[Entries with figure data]
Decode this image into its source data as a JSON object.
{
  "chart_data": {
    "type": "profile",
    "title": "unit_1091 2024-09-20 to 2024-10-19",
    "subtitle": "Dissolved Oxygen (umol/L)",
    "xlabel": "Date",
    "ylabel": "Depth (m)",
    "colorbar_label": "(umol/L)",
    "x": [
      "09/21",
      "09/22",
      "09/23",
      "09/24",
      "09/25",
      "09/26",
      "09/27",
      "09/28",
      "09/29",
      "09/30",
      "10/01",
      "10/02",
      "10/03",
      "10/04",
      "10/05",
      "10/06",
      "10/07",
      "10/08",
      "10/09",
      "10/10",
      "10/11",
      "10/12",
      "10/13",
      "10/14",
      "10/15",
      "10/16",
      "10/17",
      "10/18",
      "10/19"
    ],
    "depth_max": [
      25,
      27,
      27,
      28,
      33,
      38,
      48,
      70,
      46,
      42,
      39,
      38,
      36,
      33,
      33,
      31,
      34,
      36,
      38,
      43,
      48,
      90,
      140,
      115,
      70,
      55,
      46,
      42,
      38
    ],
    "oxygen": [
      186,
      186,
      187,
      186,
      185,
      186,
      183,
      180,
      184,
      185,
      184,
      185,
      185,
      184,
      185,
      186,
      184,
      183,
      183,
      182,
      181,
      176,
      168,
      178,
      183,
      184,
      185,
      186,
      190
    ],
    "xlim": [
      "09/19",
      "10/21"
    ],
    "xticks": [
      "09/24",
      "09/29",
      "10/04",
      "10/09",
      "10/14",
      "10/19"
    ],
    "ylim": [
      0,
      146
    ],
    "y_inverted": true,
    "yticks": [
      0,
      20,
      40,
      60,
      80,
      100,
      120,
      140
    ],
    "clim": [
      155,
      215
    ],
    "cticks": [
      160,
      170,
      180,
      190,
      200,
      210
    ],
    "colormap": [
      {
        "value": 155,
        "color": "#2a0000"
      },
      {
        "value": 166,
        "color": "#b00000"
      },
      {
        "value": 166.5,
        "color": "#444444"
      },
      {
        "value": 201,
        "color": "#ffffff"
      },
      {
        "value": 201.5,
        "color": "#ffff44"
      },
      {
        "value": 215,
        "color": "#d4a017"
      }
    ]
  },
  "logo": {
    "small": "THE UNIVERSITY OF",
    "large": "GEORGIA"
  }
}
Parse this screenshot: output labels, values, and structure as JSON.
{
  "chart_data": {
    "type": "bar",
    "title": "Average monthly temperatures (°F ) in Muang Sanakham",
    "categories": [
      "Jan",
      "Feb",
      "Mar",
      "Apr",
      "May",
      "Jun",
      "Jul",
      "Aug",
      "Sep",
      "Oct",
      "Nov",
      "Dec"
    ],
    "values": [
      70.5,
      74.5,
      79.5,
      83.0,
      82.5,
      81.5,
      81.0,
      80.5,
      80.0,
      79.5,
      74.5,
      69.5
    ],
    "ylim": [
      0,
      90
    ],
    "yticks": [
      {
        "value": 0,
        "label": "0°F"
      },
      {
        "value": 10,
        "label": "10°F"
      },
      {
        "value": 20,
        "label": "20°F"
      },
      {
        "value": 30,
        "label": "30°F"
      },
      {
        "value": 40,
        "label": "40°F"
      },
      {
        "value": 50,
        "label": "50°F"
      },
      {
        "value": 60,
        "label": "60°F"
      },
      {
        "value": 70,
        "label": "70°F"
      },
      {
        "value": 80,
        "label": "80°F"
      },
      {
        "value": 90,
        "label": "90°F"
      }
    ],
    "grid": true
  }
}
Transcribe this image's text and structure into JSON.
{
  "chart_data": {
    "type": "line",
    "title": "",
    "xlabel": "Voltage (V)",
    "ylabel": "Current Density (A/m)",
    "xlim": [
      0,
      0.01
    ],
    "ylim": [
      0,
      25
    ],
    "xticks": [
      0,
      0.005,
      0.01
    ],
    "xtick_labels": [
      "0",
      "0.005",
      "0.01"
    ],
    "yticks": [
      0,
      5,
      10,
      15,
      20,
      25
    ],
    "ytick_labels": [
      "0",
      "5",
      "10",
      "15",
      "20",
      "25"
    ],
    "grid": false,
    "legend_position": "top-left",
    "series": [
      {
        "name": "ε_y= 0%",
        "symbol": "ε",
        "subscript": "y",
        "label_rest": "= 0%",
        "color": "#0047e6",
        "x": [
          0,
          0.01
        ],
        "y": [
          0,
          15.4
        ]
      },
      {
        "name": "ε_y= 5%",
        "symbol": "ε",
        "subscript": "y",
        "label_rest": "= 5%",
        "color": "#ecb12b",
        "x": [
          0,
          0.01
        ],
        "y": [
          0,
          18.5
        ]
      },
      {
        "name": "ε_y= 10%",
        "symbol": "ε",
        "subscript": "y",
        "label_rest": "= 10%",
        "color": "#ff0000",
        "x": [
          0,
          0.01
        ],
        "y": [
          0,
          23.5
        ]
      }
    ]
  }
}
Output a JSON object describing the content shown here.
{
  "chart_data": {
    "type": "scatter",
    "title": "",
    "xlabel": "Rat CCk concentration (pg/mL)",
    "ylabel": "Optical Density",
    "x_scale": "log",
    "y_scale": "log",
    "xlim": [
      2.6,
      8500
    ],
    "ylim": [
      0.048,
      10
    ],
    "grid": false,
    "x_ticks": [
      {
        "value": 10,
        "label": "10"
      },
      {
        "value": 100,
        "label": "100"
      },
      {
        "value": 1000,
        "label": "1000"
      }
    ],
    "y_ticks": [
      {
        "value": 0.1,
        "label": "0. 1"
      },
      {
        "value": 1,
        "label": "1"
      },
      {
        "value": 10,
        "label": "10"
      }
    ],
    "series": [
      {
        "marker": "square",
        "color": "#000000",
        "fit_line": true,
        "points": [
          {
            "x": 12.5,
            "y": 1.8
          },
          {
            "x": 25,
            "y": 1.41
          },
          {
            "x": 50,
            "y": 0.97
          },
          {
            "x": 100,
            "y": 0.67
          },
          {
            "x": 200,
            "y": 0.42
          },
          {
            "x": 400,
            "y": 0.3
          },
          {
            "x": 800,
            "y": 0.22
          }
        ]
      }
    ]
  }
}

STATED GOAL: Return each entry from above without altering a single character.

REPLY:
Decode this image into its source data as a JSON object.
{
  "chart_data": {
    "type": "profile",
    "title": "unit_1091 2024-09-20 to 2024-10-19",
    "subtitle": "Dissolved Oxygen (umol/L)",
    "xlabel": "Date",
    "ylabel": "Depth (m)",
    "colorbar_label": "(umol/L)",
    "x": [
      "09/21",
      "09/22",
      "09/23",
      "09/24",
      "09/25",
      "09/26",
      "09/27",
      "09/28",
      "09/29",
      "09/30",
      "10/01",
      "10/02",
      "10/03",
      "10/04",
      "10/05",
      "10/06",
      "10/07",
      "10/08",
      "10/09",
      "10/10",
      "10/11",
      "10/12",
      "10/13",
      "10/14",
      "10/15",
      "10/16",
      "10/17",
      "10/18",
      "10/19"
    ],
    "depth_max": [
      25,
      27,
      27,
      28,
      33,
      38,
      48,
      70,
      46,
      42,
      39,
      38,
      36,
      33,
      33,
      31,
      34,
      36,
      38,
      43,
      48,
      90,
      140,
      115,
      70,
      55,
      46,
      42,
      38
    ],
    "oxygen": [
      186,
      186,
      187,
      186,
      185,
      186,
      183,
      180,
      184,
      185,
      184,
      185,
      185,
      184,
      185,
      186,
      184,
      183,
      183,
      182,
      181,
      176,
      168,
      178,
      183,
      184,
      185,
      186,
      190
    ],
    "xlim": [
      "09/19",
      "10/21"
    ],
    "xticks": [
      "09/24",
      "09/29",
      "10/04",
      "10/09",
      "10/14",
      "10/19"
    ],
    "ylim": [
      0,
      146
    ],
    "y_inverted": true,
    "yticks": [
      0,
      20,
      40,
      60,
      80,
      100,
      120,
      140
    ],
    "clim": [
      155,
      215
    ],
    "cticks": [
      160,
      170,
      180,
      190,
      200,
      210
    ],
    "colormap": [
      {
        "value": 155,
        "color": "#2a0000"
      },
      {
        "value": 166,
        "color": "#b00000"
      },
      {
        "value": 166.5,
        "color": "#444444"
      },
      {
        "value": 201,
        "color": "#ffffff"
      },
      {
        "value": 201.5,
        "color": "#ffff44"
      },
      {
        "value": 215,
        "color": "#d4a017"
      }
    ]
  },
  "logo": {
    "small": "THE UNIVERSITY OF",
    "large": "GEORGIA"
  }
}
Parse this screenshot: output labels, values, and structure as JSON.
{
  "chart_data": {
    "type": "bar",
    "title": "Average monthly temperatures (°F ) in Muang Sanakham",
    "categories": [
      "Jan",
      "Feb",
      "Mar",
      "Apr",
      "May",
      "Jun",
      "Jul",
      "Aug",
      "Sep",
      "Oct",
      "Nov",
      "Dec"
    ],
    "values": [
      70.5,
      74.5,
      79.5,
      83.0,
      82.5,
      81.5,
      81.0,
      80.5,
      80.0,
      79.5,
      74.5,
      69.5
    ],
    "ylim": [
      0,
      90
    ],
    "yticks": [
      {
        "value": 0,
        "label": "0°F"
      },
      {
        "value": 10,
        "label": "10°F"
      },
      {
        "value": 20,
        "label": "20°F"
      },
      {
        "value": 30,
        "label": "30°F"
      },
      {
        "value": 40,
        "label": "40°F"
      },
      {
        "value": 50,
        "label": "50°F"
      },
      {
        "value": 60,
        "label": "60°F"
      },
      {
        "value": 70,
        "label": "70°F"
      },
      {
        "value": 80,
        "label": "80°F"
      },
      {
        "value": 90,
        "label": "90°F"
      }
    ],
    "grid": true
  }
}
Transcribe this image's text and structure into JSON.
{
  "chart_data": {
    "type": "line",
    "title": "",
    "xlabel": "Voltage (V)",
    "ylabel": "Current Density (A/m)",
    "xlim": [
      0,
      0.01
    ],
    "ylim": [
      0,
      25
    ],
    "xticks": [
      0,
      0.005,
      0.01
    ],
    "xtick_labels": [
      "0",
      "0.005",
      "0.01"
    ],
    "yticks": [
      0,
      5,
      10,
      15,
      20,
      25
    ],
    "ytick_labels": [
      "0",
      "5",
      "10",
      "15",
      "20",
      "25"
    ],
    "grid": false,
    "legend_position": "top-left",
    "series": [
      {
        "name": "ε_y= 0%",
        "symbol": "ε",
        "subscript": "y",
        "label_rest": "= 0%",
        "color": "#0047e6",
        "x": [
          0,
          0.01
        ],
        "y": [
          0,
          15.4
        ]
      },
      {
        "name": "ε_y= 5%",
        "symbol": "ε",
        "subscript": "y",
        "label_rest": "= 5%",
        "color": "#ecb12b",
        "x": [
          0,
          0.01
        ],
        "y": [
          0,
          18.5
        ]
      },
      {
        "name": "ε_y= 10%",
        "symbol": "ε",
        "subscript": "y",
        "label_rest": "= 10%",
        "color": "#ff0000",
        "x": [
          0,
          0.01
        ],
        "y": [
          0,
          23.5
        ]
      }
    ]
  }
}
Output a JSON object describing the content shown here.
{
  "chart_data": {
    "type": "scatter",
    "title": "",
    "xlabel": "Rat CCk concentration (pg/mL)",
    "ylabel": "Optical Density",
    "x_scale": "log",
    "y_scale": "log",
    "xlim": [
      2.6,
      8500
    ],
    "ylim": [
      0.048,
      10
    ],
    "grid": false,
    "x_ticks": [
      {
        "value": 10,
        "label": "10"
      },
      {
        "value": 100,
        "label": "100"
      },
      {
        "value": 1000,
        "label": "1000"
      }
    ],
    "y_ticks": [
      {
        "value": 0.1,
        "label": "0. 1"
      },
      {
        "value": 1,
        "label": "1"
      },
      {
        "value": 10,
        "label": "10"
      }
    ],
    "series": [
      {
        "marker": "square",
        "color": "#000000",
        "fit_line": true,
        "points": [
          {
            "x": 12.5,
            "y": 1.8
          },
          {
            "x": 25,
            "y": 1.41
          },
          {
            "x": 50,
            "y": 0.97
          },
          {
            "x": 100,
            "y": 0.67
          },
          {
            "x": 200,
            "y": 0.42
          },
          {
            "x": 400,
            "y": 0.3
          },
          {
            "x": 800,
            "y": 0.22
          }
        ]
      }
    ]
  }
}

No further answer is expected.